EXERCISE OBJECTIVE:
Where does the string "News" appear in the records? Copy every line that contains it.

(Extracted data entries)

========

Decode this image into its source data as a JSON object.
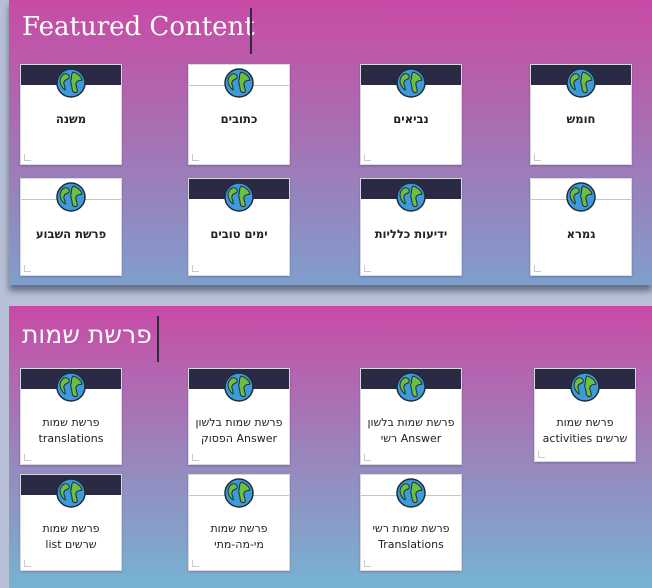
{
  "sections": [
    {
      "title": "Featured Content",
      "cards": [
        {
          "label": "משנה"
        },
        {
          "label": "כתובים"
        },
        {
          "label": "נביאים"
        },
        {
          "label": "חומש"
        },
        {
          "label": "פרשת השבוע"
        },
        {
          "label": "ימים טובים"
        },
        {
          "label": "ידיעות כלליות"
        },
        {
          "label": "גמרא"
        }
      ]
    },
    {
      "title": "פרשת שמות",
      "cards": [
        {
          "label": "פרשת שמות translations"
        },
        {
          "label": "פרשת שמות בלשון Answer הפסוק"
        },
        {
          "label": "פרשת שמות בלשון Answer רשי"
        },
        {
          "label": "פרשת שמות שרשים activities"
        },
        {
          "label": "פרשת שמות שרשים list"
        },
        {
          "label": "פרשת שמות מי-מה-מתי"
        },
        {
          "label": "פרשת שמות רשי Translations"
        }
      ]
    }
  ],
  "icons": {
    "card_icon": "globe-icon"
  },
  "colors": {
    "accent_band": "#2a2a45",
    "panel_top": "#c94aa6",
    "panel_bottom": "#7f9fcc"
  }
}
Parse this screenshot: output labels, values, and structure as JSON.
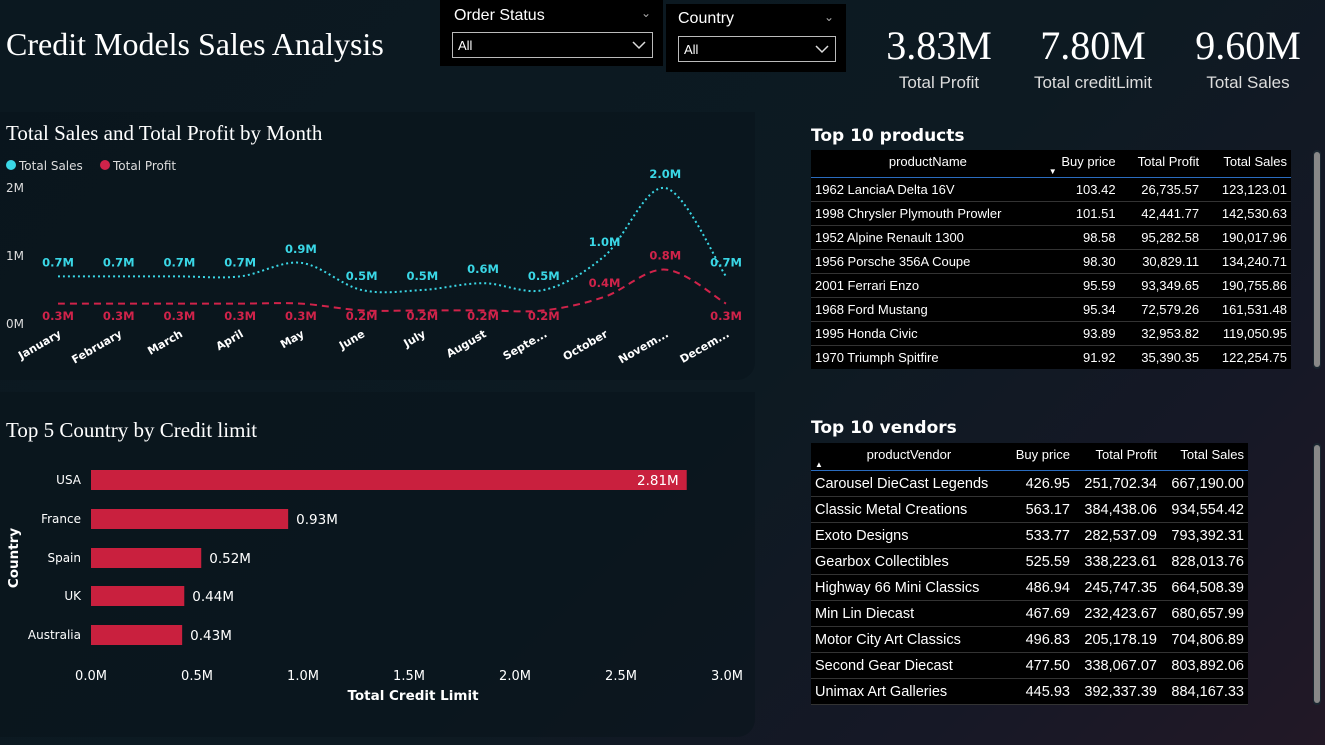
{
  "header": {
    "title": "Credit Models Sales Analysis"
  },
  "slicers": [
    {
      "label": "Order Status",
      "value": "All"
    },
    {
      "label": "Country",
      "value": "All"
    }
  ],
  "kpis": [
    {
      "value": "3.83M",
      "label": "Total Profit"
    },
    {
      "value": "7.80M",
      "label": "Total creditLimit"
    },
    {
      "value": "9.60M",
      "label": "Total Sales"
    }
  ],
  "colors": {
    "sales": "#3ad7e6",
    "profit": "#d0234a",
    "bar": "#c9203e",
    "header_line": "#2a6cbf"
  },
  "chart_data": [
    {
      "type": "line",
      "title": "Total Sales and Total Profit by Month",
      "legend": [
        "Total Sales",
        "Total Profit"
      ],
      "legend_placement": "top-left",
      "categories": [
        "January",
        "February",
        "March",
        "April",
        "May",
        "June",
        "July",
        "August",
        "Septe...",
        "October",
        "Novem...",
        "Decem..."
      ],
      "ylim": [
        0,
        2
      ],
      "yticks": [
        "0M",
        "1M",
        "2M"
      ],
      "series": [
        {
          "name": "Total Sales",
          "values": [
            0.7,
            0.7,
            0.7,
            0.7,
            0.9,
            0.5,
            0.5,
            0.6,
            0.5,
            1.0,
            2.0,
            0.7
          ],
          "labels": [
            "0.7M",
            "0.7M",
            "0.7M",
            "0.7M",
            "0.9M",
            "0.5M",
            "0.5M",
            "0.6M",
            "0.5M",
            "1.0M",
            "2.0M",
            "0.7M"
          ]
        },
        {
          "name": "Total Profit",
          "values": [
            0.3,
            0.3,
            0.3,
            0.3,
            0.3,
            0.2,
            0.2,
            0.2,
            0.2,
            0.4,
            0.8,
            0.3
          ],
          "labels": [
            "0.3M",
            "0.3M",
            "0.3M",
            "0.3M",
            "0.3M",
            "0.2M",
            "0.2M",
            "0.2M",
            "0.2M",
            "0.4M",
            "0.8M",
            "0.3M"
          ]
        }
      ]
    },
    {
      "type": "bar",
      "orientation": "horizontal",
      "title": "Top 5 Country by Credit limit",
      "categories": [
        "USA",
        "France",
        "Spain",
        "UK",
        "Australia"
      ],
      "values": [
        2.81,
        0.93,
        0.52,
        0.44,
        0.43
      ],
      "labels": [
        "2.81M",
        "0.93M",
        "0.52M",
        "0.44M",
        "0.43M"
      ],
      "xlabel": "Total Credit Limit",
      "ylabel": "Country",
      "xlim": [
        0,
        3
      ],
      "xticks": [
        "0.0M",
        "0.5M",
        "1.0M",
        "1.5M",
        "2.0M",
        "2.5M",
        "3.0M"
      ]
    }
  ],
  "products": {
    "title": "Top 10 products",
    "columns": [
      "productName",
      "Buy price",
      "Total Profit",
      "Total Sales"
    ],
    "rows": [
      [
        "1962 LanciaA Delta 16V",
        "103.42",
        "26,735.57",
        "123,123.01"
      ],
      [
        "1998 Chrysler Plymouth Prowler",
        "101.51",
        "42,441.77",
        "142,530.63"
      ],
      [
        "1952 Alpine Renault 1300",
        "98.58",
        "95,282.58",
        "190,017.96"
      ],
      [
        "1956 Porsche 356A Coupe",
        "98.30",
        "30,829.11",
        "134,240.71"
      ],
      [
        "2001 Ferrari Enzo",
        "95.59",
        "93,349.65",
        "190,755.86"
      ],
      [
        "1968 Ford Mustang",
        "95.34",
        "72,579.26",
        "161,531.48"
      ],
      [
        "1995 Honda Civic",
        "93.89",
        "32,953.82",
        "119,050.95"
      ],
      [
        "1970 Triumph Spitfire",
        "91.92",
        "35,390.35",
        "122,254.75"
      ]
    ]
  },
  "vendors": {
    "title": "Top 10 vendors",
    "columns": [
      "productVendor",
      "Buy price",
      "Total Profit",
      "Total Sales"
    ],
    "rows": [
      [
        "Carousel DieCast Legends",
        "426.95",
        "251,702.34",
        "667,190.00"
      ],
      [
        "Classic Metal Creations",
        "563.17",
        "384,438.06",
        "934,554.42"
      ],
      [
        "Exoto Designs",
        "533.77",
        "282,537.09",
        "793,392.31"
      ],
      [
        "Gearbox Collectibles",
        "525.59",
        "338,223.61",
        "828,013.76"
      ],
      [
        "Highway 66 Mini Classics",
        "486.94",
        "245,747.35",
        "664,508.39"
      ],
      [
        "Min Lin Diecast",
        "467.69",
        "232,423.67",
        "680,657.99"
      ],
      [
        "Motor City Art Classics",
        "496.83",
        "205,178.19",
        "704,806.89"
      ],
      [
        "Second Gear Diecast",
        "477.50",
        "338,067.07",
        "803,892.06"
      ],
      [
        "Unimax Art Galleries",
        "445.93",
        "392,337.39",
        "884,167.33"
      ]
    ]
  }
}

========

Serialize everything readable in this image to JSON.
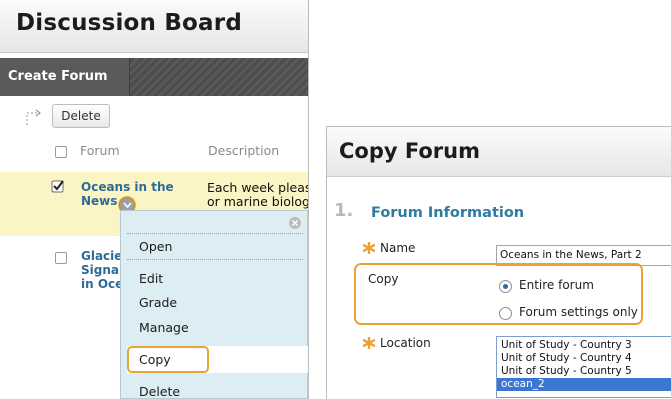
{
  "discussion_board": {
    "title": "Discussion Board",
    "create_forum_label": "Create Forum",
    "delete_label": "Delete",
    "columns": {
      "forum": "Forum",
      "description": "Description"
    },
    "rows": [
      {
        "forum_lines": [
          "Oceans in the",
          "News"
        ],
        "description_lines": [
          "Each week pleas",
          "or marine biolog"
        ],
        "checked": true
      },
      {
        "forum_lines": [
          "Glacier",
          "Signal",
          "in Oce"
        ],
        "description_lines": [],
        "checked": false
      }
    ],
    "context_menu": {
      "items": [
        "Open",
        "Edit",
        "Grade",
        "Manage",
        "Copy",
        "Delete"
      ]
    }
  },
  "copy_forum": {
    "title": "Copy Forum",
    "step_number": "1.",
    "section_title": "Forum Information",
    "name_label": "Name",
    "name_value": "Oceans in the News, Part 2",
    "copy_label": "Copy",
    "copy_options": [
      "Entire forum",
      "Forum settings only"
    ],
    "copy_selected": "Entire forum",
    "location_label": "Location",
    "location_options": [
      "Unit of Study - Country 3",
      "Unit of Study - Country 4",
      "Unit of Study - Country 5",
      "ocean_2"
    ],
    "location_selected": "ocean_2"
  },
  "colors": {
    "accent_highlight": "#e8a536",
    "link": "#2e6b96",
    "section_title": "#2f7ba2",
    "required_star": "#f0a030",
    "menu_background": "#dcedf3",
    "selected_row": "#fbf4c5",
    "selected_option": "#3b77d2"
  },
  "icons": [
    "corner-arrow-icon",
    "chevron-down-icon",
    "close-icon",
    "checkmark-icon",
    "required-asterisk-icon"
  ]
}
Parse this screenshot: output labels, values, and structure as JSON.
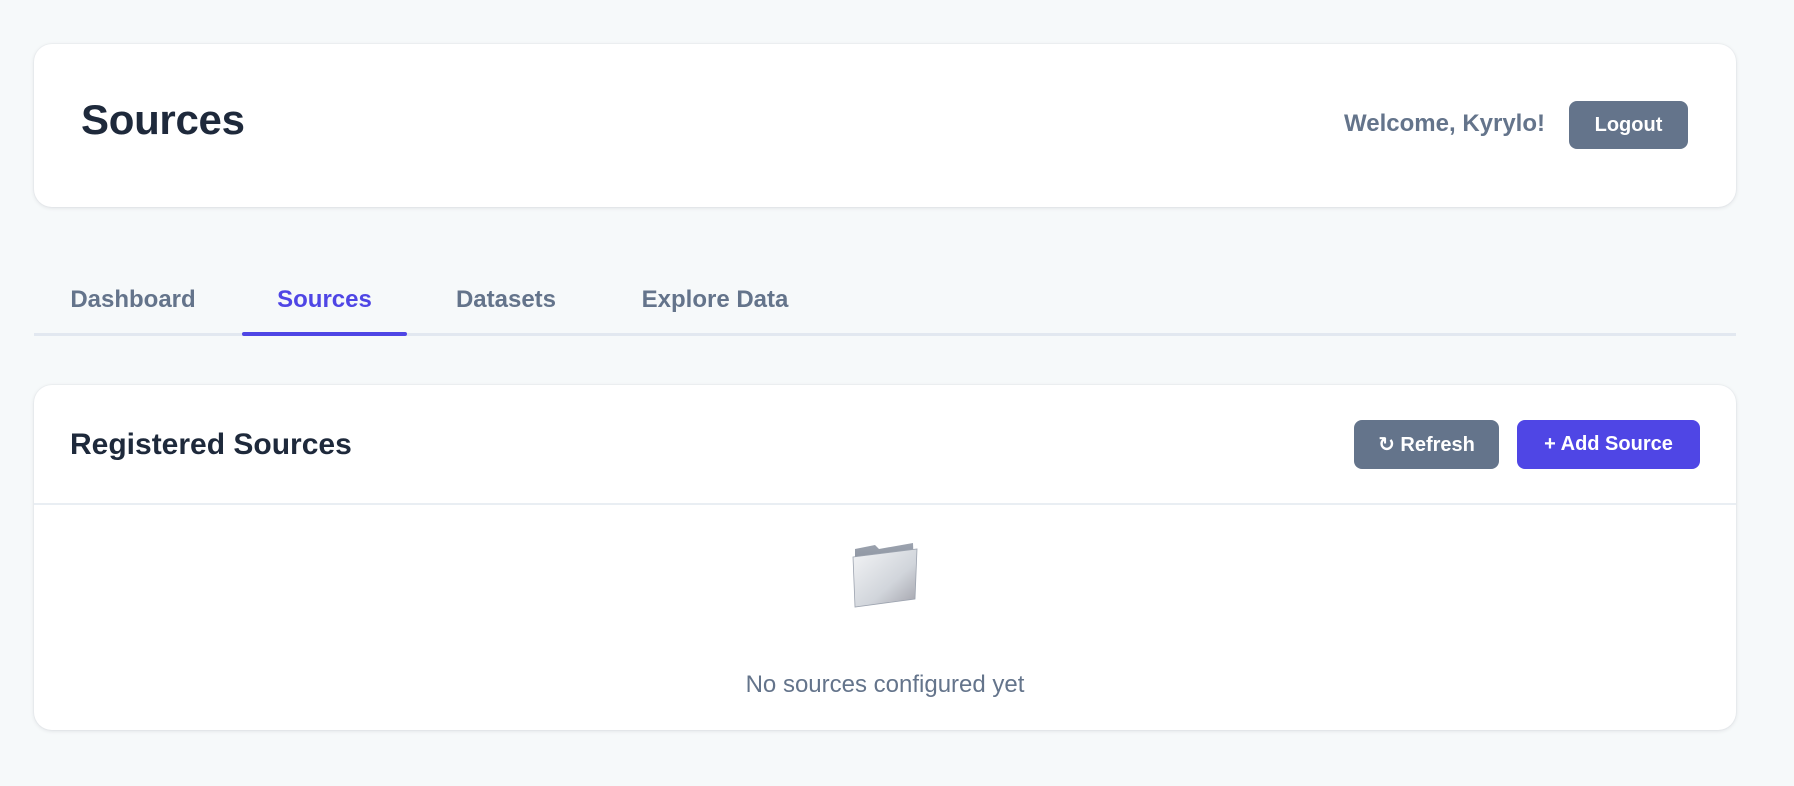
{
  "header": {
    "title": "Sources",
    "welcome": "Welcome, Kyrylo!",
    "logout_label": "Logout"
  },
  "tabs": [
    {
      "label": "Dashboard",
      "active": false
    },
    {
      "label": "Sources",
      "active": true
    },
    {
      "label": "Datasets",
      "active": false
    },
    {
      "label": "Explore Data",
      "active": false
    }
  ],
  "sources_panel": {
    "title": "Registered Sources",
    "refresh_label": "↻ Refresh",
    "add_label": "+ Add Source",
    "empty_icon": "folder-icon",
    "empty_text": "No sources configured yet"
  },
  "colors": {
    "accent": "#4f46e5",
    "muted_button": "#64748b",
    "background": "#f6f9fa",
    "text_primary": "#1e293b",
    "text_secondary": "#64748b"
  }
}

========

EXPECTED ANSWER:
          "News"
    "name_value": "Oceans in the News, Part 2",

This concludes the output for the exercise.